- Objective:
Return each line of the records holding the string "text".

- Record set:
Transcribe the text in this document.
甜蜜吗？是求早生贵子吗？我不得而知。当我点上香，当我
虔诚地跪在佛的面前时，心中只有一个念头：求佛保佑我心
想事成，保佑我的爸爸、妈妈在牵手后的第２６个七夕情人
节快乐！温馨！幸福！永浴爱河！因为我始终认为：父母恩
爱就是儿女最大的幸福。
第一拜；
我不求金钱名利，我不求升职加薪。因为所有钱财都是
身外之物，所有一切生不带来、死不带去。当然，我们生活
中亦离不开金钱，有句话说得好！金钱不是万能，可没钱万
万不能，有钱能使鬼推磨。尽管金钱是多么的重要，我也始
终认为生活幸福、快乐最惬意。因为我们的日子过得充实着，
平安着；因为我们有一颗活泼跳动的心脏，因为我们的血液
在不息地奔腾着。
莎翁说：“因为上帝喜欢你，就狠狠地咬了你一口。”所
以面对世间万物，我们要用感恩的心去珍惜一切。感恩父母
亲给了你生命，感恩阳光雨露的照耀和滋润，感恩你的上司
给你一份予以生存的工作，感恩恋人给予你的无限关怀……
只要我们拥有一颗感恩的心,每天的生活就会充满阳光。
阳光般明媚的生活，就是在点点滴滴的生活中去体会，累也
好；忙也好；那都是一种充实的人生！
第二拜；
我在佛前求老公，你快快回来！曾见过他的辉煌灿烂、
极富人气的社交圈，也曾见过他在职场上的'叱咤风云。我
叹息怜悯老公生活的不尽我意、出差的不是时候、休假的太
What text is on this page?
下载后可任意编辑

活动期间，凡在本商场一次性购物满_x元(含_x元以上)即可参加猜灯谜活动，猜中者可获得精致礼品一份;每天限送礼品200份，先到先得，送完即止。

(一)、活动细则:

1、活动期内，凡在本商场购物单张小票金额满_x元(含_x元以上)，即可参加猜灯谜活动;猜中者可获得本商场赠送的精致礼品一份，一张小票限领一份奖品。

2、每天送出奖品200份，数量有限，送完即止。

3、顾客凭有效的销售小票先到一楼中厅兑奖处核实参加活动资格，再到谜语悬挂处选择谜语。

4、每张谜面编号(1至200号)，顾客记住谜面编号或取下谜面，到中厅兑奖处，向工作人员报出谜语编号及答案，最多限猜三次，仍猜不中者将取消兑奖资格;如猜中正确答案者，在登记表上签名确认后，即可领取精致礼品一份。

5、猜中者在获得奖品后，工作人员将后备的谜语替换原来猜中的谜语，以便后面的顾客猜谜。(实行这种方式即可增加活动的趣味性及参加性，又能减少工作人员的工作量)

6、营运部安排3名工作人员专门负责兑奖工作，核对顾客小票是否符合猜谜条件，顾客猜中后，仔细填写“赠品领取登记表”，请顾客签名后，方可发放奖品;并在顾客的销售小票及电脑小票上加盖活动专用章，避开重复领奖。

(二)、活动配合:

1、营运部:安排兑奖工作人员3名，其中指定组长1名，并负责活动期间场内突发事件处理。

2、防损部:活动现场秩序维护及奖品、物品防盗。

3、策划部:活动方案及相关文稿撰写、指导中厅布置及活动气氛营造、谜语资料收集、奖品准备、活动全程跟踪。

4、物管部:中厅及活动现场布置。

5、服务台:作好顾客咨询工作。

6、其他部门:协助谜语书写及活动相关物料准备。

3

- The answer:
Transcribe the text in this document.
What text is on this page?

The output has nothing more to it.